> [Data for this task]:
-*-

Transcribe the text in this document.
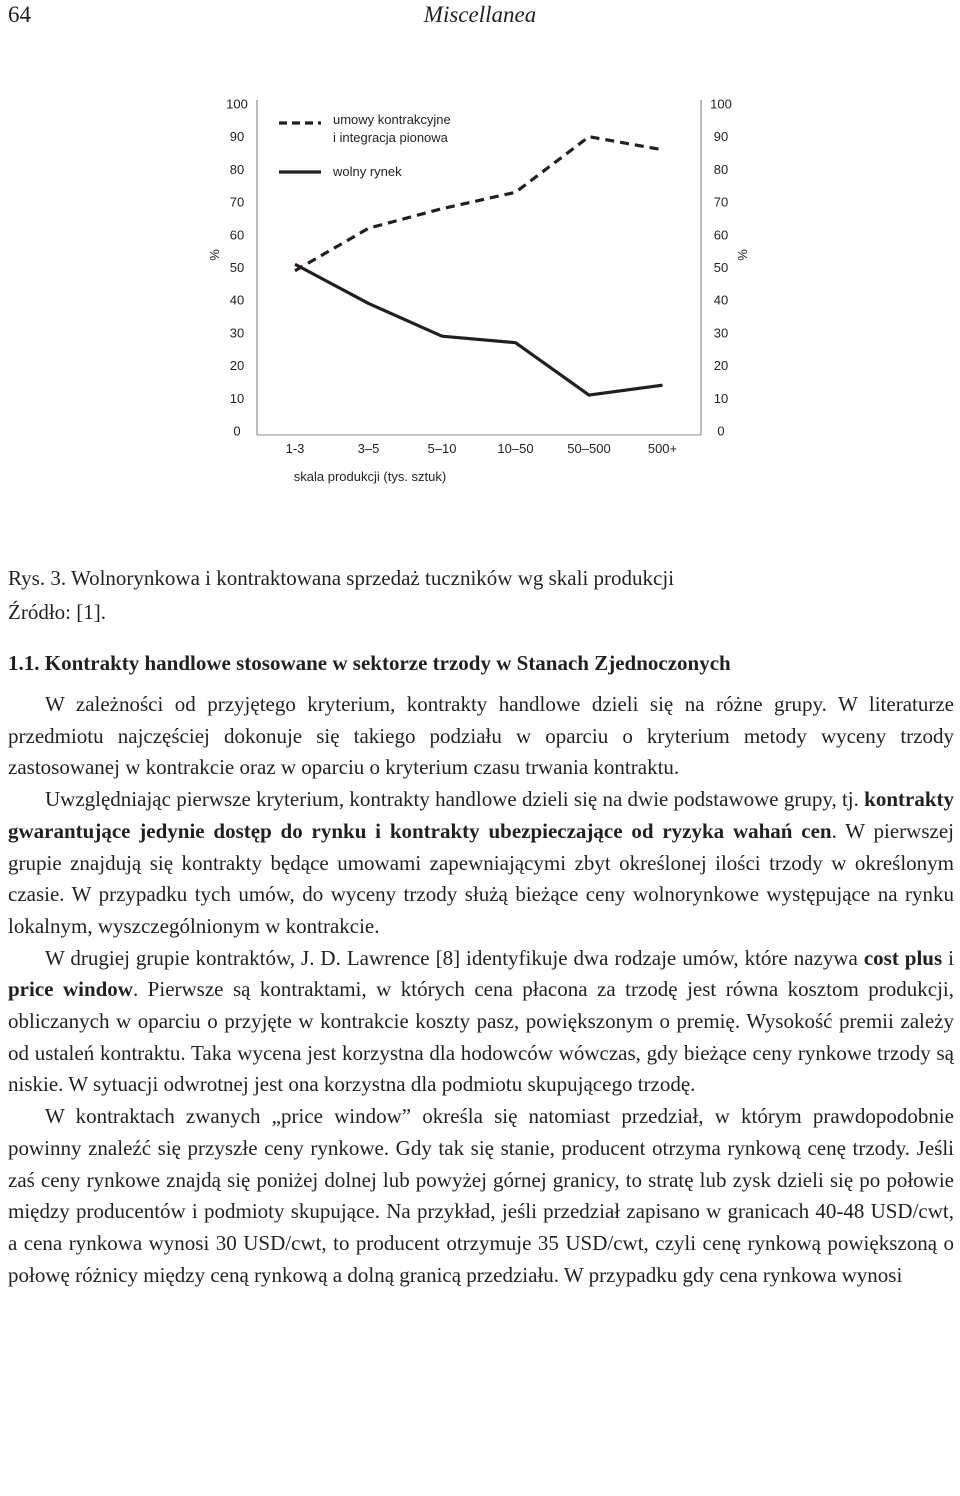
64	Miscellanea
0	0
10	10
20	20
30	30
40	40
50	50
60	60
70	70
80	80
90	90
100	100
1-3	3–5	5–10	10–50	50–500	500+
umowy kontrakcyjne
i integracja pionowa
wolny rynek
skala produkcji (tys. sztuk)
%	%
Rys. 3. Wolnorynkowa i kontraktowana sprzedaż tuczników wg skali produkcji
Źródło: [1].
1.1. Kontrakty handlowe stosowane w sektorze trzody w Stanach Zjednoczonych

W zależności od przyjętego kryterium, kontrakty handlowe dzieli się na różne grupy. W literaturze przedmiotu najczęściej dokonuje się takiego podziału w oparciu o kryterium metody wyceny trzody zastosowanej w kontrakcie oraz w oparciu o kryterium czasu trwania kontraktu.

Uwzględniając pierwsze kryterium, kontrakty handlowe dzieli się na dwie podstawowe grupy, tj. kontrakty gwarantujące jedynie dostęp do rynku i kontrakty ubezpieczające od ryzyka wahań cen. W pierwszej grupie znajdują się kontrakty będące umowami zapewniającymi zbyt określonej ilości trzody w określonym czasie. W przypadku tych umów, do wyceny trzody służą bieżące ceny wolnorynkowe występujące na rynku lokalnym, wyszczególnionym w kontrakcie.

W drugiej grupie kontraktów, J. D. Lawrence [8] identyfikuje dwa rodzaje umów, które nazywa cost plus i price window. Pierwsze są kontraktami, w których cena płacona za trzodę jest równa kosztom produkcji, obliczanych w oparciu o przyjęte w kontrakcie koszty pasz, powiększonym o premię. Wysokość premii zależy od ustaleń kontraktu. Taka wycena jest korzystna dla hodowców wówczas, gdy bieżące ceny rynkowe trzody są niskie. W sytuacji odwrotnej jest ona korzystna dla podmiotu skupującego trzodę.

W kontraktach zwanych „price window” określa się natomiast przedział, w którym prawdopodobnie powinny znaleźć się przyszłe ceny rynkowe. Gdy tak się stanie, producent otrzyma rynkową cenę trzody. Jeśli zaś ceny rynkowe znajdą się poniżej dolnej lub powyżej górnej granicy, to stratę lub zysk dzieli się po połowie między producentów i podmioty skupujące. Na przykład, jeśli przedział zapisano w granicach 40-48 USD/cwt, a cena rynkowa wynosi 30 USD/cwt, to producent otrzymuje 35 USD/cwt, czyli cenę rynkową powiększoną o połowę różnicy między ceną rynkową a dolną granicą przedziału. W przypadku gdy cena rynkowa wynosi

-*-

> [Challenge]: Your answer should be only the number of lines that hold the word "grupy".

> [Correct result]: 2